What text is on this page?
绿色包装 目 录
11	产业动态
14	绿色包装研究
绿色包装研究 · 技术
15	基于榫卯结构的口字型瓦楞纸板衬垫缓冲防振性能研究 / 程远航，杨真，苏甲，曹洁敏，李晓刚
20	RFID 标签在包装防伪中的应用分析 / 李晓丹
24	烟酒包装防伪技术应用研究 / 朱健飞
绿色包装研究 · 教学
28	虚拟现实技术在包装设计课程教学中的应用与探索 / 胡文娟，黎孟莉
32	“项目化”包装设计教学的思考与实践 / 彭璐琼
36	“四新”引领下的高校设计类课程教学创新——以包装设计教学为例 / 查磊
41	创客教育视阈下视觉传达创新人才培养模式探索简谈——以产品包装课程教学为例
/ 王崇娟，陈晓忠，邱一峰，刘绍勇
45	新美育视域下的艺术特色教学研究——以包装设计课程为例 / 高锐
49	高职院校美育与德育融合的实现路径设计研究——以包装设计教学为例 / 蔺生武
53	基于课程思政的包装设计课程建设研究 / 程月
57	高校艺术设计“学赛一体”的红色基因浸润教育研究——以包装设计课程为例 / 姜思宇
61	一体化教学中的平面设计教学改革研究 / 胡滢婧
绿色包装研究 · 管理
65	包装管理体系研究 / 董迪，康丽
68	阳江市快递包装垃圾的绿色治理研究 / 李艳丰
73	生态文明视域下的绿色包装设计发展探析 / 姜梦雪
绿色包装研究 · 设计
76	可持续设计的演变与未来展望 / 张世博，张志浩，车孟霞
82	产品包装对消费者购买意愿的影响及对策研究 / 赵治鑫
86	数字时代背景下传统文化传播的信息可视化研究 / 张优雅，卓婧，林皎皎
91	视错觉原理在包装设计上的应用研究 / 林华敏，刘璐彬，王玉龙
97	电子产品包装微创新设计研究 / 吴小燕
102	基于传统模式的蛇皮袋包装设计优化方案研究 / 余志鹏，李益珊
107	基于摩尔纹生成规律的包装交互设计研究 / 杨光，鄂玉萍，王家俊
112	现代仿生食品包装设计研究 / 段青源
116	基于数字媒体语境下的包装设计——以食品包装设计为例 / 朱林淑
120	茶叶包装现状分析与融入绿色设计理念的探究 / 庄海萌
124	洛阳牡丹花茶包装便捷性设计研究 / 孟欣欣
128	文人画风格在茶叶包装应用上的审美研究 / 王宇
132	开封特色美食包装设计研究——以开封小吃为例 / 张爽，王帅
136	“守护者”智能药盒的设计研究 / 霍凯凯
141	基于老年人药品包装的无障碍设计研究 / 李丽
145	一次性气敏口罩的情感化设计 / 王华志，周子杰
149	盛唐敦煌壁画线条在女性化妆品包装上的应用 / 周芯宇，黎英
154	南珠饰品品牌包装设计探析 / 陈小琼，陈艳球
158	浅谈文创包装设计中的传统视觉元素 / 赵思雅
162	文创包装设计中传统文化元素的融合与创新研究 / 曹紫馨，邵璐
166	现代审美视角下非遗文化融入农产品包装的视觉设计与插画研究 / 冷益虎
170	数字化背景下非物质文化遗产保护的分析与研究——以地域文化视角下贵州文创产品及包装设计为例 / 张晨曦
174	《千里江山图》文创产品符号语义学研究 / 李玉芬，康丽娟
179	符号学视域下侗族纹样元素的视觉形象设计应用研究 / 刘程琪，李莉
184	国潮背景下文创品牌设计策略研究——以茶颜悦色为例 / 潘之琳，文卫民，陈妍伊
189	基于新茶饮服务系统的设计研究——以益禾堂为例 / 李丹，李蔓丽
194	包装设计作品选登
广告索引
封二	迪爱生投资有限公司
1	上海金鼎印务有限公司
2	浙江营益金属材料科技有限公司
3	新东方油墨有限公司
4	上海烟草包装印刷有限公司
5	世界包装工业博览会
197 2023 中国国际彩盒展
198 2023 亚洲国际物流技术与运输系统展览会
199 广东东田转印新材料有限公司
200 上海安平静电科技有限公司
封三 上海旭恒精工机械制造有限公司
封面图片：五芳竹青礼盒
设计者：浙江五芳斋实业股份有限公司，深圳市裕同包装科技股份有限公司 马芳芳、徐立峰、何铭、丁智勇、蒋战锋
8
══════════
▶ **TO DO**: Write out all the entries exactly.

▶ **RIGHT ANSWER**:
What text is on this page?
绿色包装 目 录
11	产业动态
14	绿色包装研究
绿色包装研究 · 技术
15	基于榫卯结构的口字型瓦楞纸板衬垫缓冲防振性能研究 / 程远航，杨真，苏甲，曹洁敏，李晓刚
20	RFID 标签在包装防伪中的应用分析 / 李晓丹
24	烟酒包装防伪技术应用研究 / 朱健飞
绿色包装研究 · 教学
28	虚拟现实技术在包装设计课程教学中的应用与探索 / 胡文娟，黎孟莉
32	“项目化”包装设计教学的思考与实践 / 彭璐琼
36	“四新”引领下的高校设计类课程教学创新——以包装设计教学为例 / 查磊
41	创客教育视阈下视觉传达创新人才培养模式探索简谈——以产品包装课程教学为例
/ 王崇娟，陈晓忠，邱一峰，刘绍勇
45	新美育视域下的艺术特色教学研究——以包装设计课程为例 / 高锐
49	高职院校美育与德育融合的实现路径设计研究——以包装设计教学为例 / 蔺生武
53	基于课程思政的包装设计课程建设研究 / 程月
57	高校艺术设计“学赛一体”的红色基因浸润教育研究——以包装设计课程为例 / 姜思宇
61	一体化教学中的平面设计教学改革研究 / 胡滢婧
绿色包装研究 · 管理
65	包装管理体系研究 / 董迪，康丽
68	阳江市快递包装垃圾的绿色治理研究 / 李艳丰
73	生态文明视域下的绿色包装设计发展探析 / 姜梦雪
绿色包装研究 · 设计
76	可持续设计的演变与未来展望 / 张世博，张志浩，车孟霞
82	产品包装对消费者购买意愿的影响及对策研究 / 赵治鑫
86	数字时代背景下传统文化传播的信息可视化研究 / 张优雅，卓婧，林皎皎
91	视错觉原理在包装设计上的应用研究 / 林华敏，刘璐彬，王玉龙
97	电子产品包装微创新设计研究 / 吴小燕
102	基于传统模式的蛇皮袋包装设计优化方案研究 / 余志鹏，李益珊
107	基于摩尔纹生成规律的包装交互设计研究 / 杨光，鄂玉萍，王家俊
112	现代仿生食品包装设计研究 / 段青源
116	基于数字媒体语境下的包装设计——以食品包装设计为例 / 朱林淑
120	茶叶包装现状分析与融入绿色设计理念的探究 / 庄海萌
124	洛阳牡丹花茶包装便捷性设计研究 / 孟欣欣
128	文人画风格在茶叶包装应用上的审美研究 / 王宇
132	开封特色美食包装设计研究——以开封小吃为例 / 张爽，王帅
136	“守护者”智能药盒的设计研究 / 霍凯凯
141	基于老年人药品包装的无障碍设计研究 / 李丽
145	一次性气敏口罩的情感化设计 / 王华志，周子杰
149	盛唐敦煌壁画线条在女性化妆品包装上的应用 / 周芯宇，黎英
154	南珠饰品品牌包装设计探析 / 陈小琼，陈艳球
158	浅谈文创包装设计中的传统视觉元素 / 赵思雅
162	文创包装设计中传统文化元素的融合与创新研究 / 曹紫馨，邵璐
166	现代审美视角下非遗文化融入农产品包装的视觉设计与插画研究 / 冷益虎
170	数字化背景下非物质文化遗产保护的分析与研究——以地域文化视角下贵州文创产品及包装设计为例 / 张晨曦
174	《千里江山图》文创产品符号语义学研究 / 李玉芬，康丽娟
179	符号学视域下侗族纹样元素的视觉形象设计应用研究 / 刘程琪，李莉
184	国潮背景下文创品牌设计策略研究——以茶颜悦色为例 / 潘之琳，文卫民，陈妍伊
189	基于新茶饮服务系统的设计研究——以益禾堂为例 / 李丹，李蔓丽
194	包装设计作品选登
广告索引
封二	迪爱生投资有限公司
1	上海金鼎印务有限公司
2	浙江营益金属材料科技有限公司
3	新东方油墨有限公司
4	上海烟草包装印刷有限公司
5	世界包装工业博览会
197 2023 中国国际彩盒展
198 2023 亚洲国际物流技术与运输系统展览会
199 广东东田转印新材料有限公司
200 上海安平静电科技有限公司
封三 上海旭恒精工机械制造有限公司
封面图片：五芳竹青礼盒
设计者：浙江五芳斋实业股份有限公司，深圳市裕同包装科技股份有限公司 马芳芳、徐立峰、何铭、丁智勇、蒋战锋
8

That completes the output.